— START Data provided —

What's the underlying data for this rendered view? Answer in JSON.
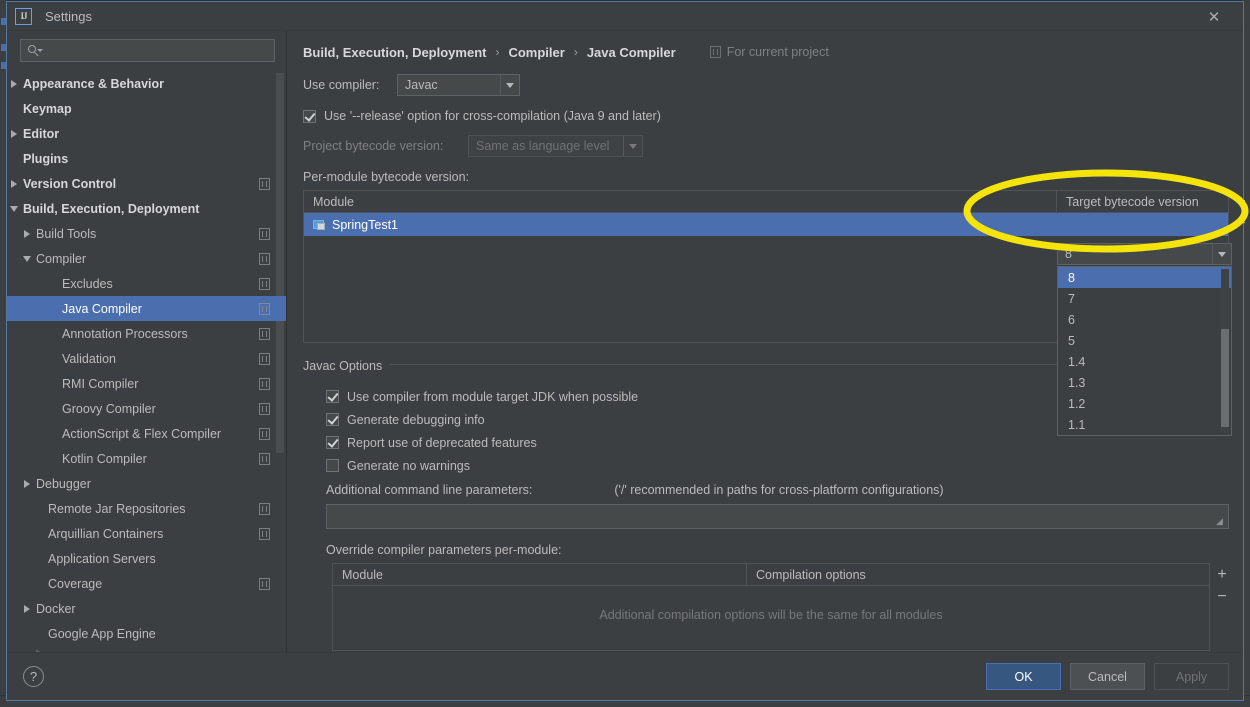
{
  "window": {
    "title": "Settings",
    "logo_text": "IJ",
    "close_label": "✕"
  },
  "sidebar": {
    "search": {
      "value": "",
      "placeholder": ""
    },
    "items": [
      {
        "label": "Appearance & Behavior",
        "twisty": "right",
        "bold": true,
        "indent": 10,
        "badge": false,
        "selected": false
      },
      {
        "label": "Keymap",
        "twisty": "none",
        "bold": true,
        "indent": 10,
        "badge": false,
        "selected": false
      },
      {
        "label": "Editor",
        "twisty": "right",
        "bold": true,
        "indent": 10,
        "badge": false,
        "selected": false
      },
      {
        "label": "Plugins",
        "twisty": "none",
        "bold": true,
        "indent": 10,
        "badge": false,
        "selected": false
      },
      {
        "label": "Version Control",
        "twisty": "right",
        "bold": true,
        "indent": 10,
        "badge": true,
        "selected": false
      },
      {
        "label": "Build, Execution, Deployment",
        "twisty": "down",
        "bold": true,
        "indent": 10,
        "badge": false,
        "selected": false
      },
      {
        "label": "Build Tools",
        "twisty": "right",
        "bold": false,
        "indent": 26,
        "badge": true,
        "selected": false
      },
      {
        "label": "Compiler",
        "twisty": "down",
        "bold": false,
        "indent": 26,
        "badge": true,
        "selected": false
      },
      {
        "label": "Excludes",
        "twisty": "none",
        "bold": false,
        "indent": 52,
        "badge": true,
        "selected": false
      },
      {
        "label": "Java Compiler",
        "twisty": "none",
        "bold": false,
        "indent": 52,
        "badge": true,
        "selected": true
      },
      {
        "label": "Annotation Processors",
        "twisty": "none",
        "bold": false,
        "indent": 52,
        "badge": true,
        "selected": false
      },
      {
        "label": "Validation",
        "twisty": "none",
        "bold": false,
        "indent": 52,
        "badge": true,
        "selected": false
      },
      {
        "label": "RMI Compiler",
        "twisty": "none",
        "bold": false,
        "indent": 52,
        "badge": true,
        "selected": false
      },
      {
        "label": "Groovy Compiler",
        "twisty": "none",
        "bold": false,
        "indent": 52,
        "badge": true,
        "selected": false
      },
      {
        "label": "ActionScript & Flex Compiler",
        "twisty": "none",
        "bold": false,
        "indent": 52,
        "badge": true,
        "selected": false
      },
      {
        "label": "Kotlin Compiler",
        "twisty": "none",
        "bold": false,
        "indent": 52,
        "badge": true,
        "selected": false
      },
      {
        "label": "Debugger",
        "twisty": "right",
        "bold": false,
        "indent": 26,
        "badge": false,
        "selected": false
      },
      {
        "label": "Remote Jar Repositories",
        "twisty": "none",
        "bold": false,
        "indent": 38,
        "badge": true,
        "selected": false
      },
      {
        "label": "Arquillian Containers",
        "twisty": "none",
        "bold": false,
        "indent": 38,
        "badge": true,
        "selected": false
      },
      {
        "label": "Application Servers",
        "twisty": "none",
        "bold": false,
        "indent": 38,
        "badge": false,
        "selected": false
      },
      {
        "label": "Coverage",
        "twisty": "none",
        "bold": false,
        "indent": 38,
        "badge": true,
        "selected": false
      },
      {
        "label": "Docker",
        "twisty": "right",
        "bold": false,
        "indent": 26,
        "badge": false,
        "selected": false
      },
      {
        "label": "Google App Engine",
        "twisty": "none",
        "bold": false,
        "indent": 38,
        "badge": false,
        "selected": false
      }
    ]
  },
  "main": {
    "breadcrumb": {
      "parts": [
        "Build, Execution, Deployment",
        "Compiler",
        "Java Compiler"
      ],
      "separator": "›"
    },
    "for_current_project": "For current project",
    "use_compiler": {
      "label": "Use compiler:",
      "value": "Javac"
    },
    "release_option": {
      "label": "Use '--release' option for cross-compilation (Java 9 and later)",
      "checked": true
    },
    "project_bytecode": {
      "label": "Project bytecode version:",
      "value": "Same as language level",
      "disabled": true
    },
    "per_module": {
      "label": "Per-module bytecode version:",
      "columns": [
        "Module",
        "Target bytecode version"
      ],
      "rows": [
        {
          "module": "SpringTest1",
          "target": "8",
          "selected": true
        }
      ],
      "add_button": "+",
      "remove_button": "−"
    },
    "bytecode_dropdown": {
      "open": true,
      "selected": "8",
      "options": [
        "8",
        "7",
        "6",
        "5",
        "1.4",
        "1.3",
        "1.2",
        "1.1"
      ]
    },
    "javac_options": {
      "title": "Javac Options",
      "checkboxes": [
        {
          "label": "Use compiler from module target JDK when possible",
          "checked": true
        },
        {
          "label": "Generate debugging info",
          "checked": true
        },
        {
          "label": "Report use of deprecated features",
          "checked": true
        },
        {
          "label": "Generate no warnings",
          "checked": false
        }
      ],
      "additional_params_label": "Additional command line parameters:",
      "additional_params_hint": "('/' recommended in paths for cross-platform configurations)",
      "additional_params_value": ""
    },
    "override_params": {
      "label": "Override compiler parameters per-module:",
      "columns": [
        "Module",
        "Compilation options"
      ],
      "empty_text": "Additional compilation options will be the same for all modules",
      "add_button": "+",
      "remove_button": "−"
    }
  },
  "footer": {
    "help": "?",
    "ok": "OK",
    "cancel": "Cancel",
    "apply": "Apply"
  },
  "annotation": {
    "shape": "ellipse",
    "color": "#f5e40c",
    "stroke_width": 7
  },
  "colors": {
    "dialog_bg": "#3c3f41",
    "selection_blue": "#4b6eaf",
    "primary_button": "#365880",
    "text": "#bbbbbb",
    "annotation_yellow": "#f5e40c"
  }
}
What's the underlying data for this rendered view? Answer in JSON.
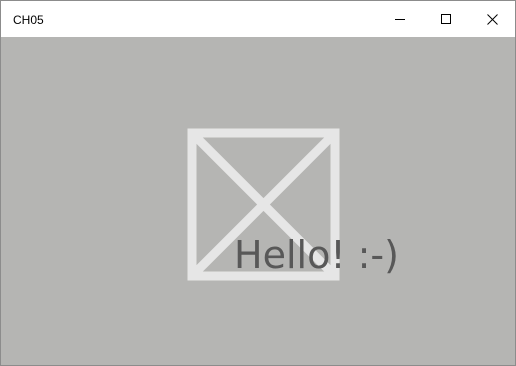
{
  "window": {
    "title": "CH05"
  },
  "content": {
    "greeting_text": "Hello! :-)",
    "image_icon": "image-placeholder-icon"
  },
  "colors": {
    "client_background": "#b5b5b3",
    "placeholder_stroke": "#e6e6e6",
    "text": "#585858"
  }
}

— END Data provided —

Skip the pictures and transcribe the rest of the records exactly.

What's the underlying data for this rendered view? Answer in JSON.
{
  "window": {
    "title": "Settings",
    "logo_text": "IJ",
    "close_label": "✕"
  },
  "sidebar": {
    "search": {
      "value": "",
      "placeholder": ""
    },
    "items": [
      {
        "label": "Appearance & Behavior",
        "twisty": "right",
        "bold": true,
        "indent": 10,
        "badge": false,
        "selected": false
      },
      {
        "label": "Keymap",
        "twisty": "none",
        "bold": true,
        "indent": 10,
        "badge": false,
        "selected": false
      },
      {
        "label": "Editor",
        "twisty": "right",
        "bold": true,
        "indent": 10,
        "badge": false,
        "selected": false
      },
      {
        "label": "Plugins",
        "twisty": "none",
        "bold": true,
        "indent": 10,
        "badge": false,
        "selected": false
      },
      {
        "label": "Version Control",
        "twisty": "right",
        "bold": true,
        "indent": 10,
        "badge": true,
        "selected": false
      },
      {
        "label": "Build, Execution, Deployment",
        "twisty": "down",
        "bold": true,
        "indent": 10,
        "badge": false,
        "selected": false
      },
      {
        "label": "Build Tools",
        "twisty": "right",
        "bold": false,
        "indent": 26,
        "badge": true,
        "selected": false
      },
      {
        "label": "Compiler",
        "twisty": "down",
        "bold": false,
        "indent": 26,
        "badge": true,
        "selected": false
      },
      {
        "label": "Excludes",
        "twisty": "none",
        "bold": false,
        "indent": 52,
        "badge": true,
        "selected": false
      },
      {
        "label": "Java Compiler",
        "twisty": "none",
        "bold": false,
        "indent": 52,
        "badge": true,
        "selected": true
      },
      {
        "label": "Annotation Processors",
        "twisty": "none",
        "bold": false,
        "indent": 52,
        "badge": true,
        "selected": false
      },
      {
        "label": "Validation",
        "twisty": "none",
        "bold": false,
        "indent": 52,
        "badge": true,
        "selected": false
      },
      {
        "label": "RMI Compiler",
        "twisty": "none",
        "bold": false,
        "indent": 52,
        "badge": true,
        "selected": false
      },
      {
        "label": "Groovy Compiler",
        "twisty": "none",
        "bold": false,
        "indent": 52,
        "badge": true,
        "selected": false
      },
      {
        "label": "ActionScript & Flex Compiler",
        "twisty": "none",
        "bold": false,
        "indent": 52,
        "badge": true,
        "selected": false
      },
      {
        "label": "Kotlin Compiler",
        "twisty": "none",
        "bold": false,
        "indent": 52,
        "badge": true,
        "selected": false
      },
      {
        "label": "Debugger",
        "twisty": "right",
        "bold": false,
        "indent": 26,
        "badge": false,
        "selected": false
      },
      {
        "label": "Remote Jar Repositories",
        "twisty": "none",
        "bold": false,
        "indent": 38,
        "badge": true,
        "selected": false
      },
      {
        "label": "Arquillian Containers",
        "twisty": "none",
        "bold": false,
        "indent": 38,
        "badge": true,
        "selected": false
      },
      {
        "label": "Application Servers",
        "twisty": "none",
        "bold": false,
        "indent": 38,
        "badge": false,
        "selected": false
      },
      {
        "label": "Coverage",
        "twisty": "none",
        "bold": false,
        "indent": 38,
        "badge": true,
        "selected": false
      },
      {
        "label": "Docker",
        "twisty": "right",
        "bold": false,
        "indent": 26,
        "badge": false,
        "selected": false
      },
      {
        "label": "Google App Engine",
        "twisty": "none",
        "bold": false,
        "indent": 38,
        "badge": false,
        "selected": false
      }
    ]
  },
  "main": {
    "breadcrumb": {
      "parts": [
        "Build, Execution, Deployment",
        "Compiler",
        "Java Compiler"
      ],
      "separator": "›"
    },
    "for_current_project": "For current project",
    "use_compiler": {
      "label": "Use compiler:",
      "value": "Javac"
    },
    "release_option": {
      "label": "Use '--release' option for cross-compilation (Java 9 and later)",
      "checked": true
    },
    "project_bytecode": {
      "label": "Project bytecode version:",
      "value": "Same as language level",
      "disabled": true
    },
    "per_module": {
      "label": "Per-module bytecode version:",
      "columns": [
        "Module",
        "Target bytecode version"
      ],
      "rows": [
        {
          "module": "SpringTest1",
          "target": "8",
          "selected": true
        }
      ],
      "add_button": "+",
      "remove_button": "−"
    },
    "bytecode_dropdown": {
      "open": true,
      "selected": "8",
      "options": [
        "8",
        "7",
        "6",
        "5",
        "1.4",
        "1.3",
        "1.2",
        "1.1"
      ]
    },
    "javac_options": {
      "title": "Javac Options",
      "checkboxes": [
        {
          "label": "Use compiler from module target JDK when possible",
          "checked": true
        },
        {
          "label": "Generate debugging info",
          "checked": true
        },
        {
          "label": "Report use of deprecated features",
          "checked": true
        },
        {
          "label": "Generate no warnings",
          "checked": false
        }
      ],
      "additional_params_label": "Additional command line parameters:",
      "additional_params_hint": "('/' recommended in paths for cross-platform configurations)",
      "additional_params_value": ""
    },
    "override_params": {
      "label": "Override compiler parameters per-module:",
      "columns": [
        "Module",
        "Compilation options"
      ],
      "empty_text": "Additional compilation options will be the same for all modules",
      "add_button": "+",
      "remove_button": "−"
    }
  },
  "footer": {
    "help": "?",
    "ok": "OK",
    "cancel": "Cancel",
    "apply": "Apply"
  },
  "annotation": {
    "shape": "ellipse",
    "color": "#f5e40c",
    "stroke_width": 7
  },
  "colors": {
    "dialog_bg": "#3c3f41",
    "selection_blue": "#4b6eaf",
    "primary_button": "#365880",
    "text": "#bbbbbb",
    "annotation_yellow": "#f5e40c"
  }
}
What's the underlying data for this rendered view? Answer in JSON.
{
  "window": {
    "title": "CH05"
  },
  "content": {
    "greeting_text": "Hello! :-)",
    "image_icon": "image-placeholder-icon"
  },
  "colors": {
    "client_background": "#b5b5b3",
    "placeholder_stroke": "#e6e6e6",
    "text": "#585858"
  }
}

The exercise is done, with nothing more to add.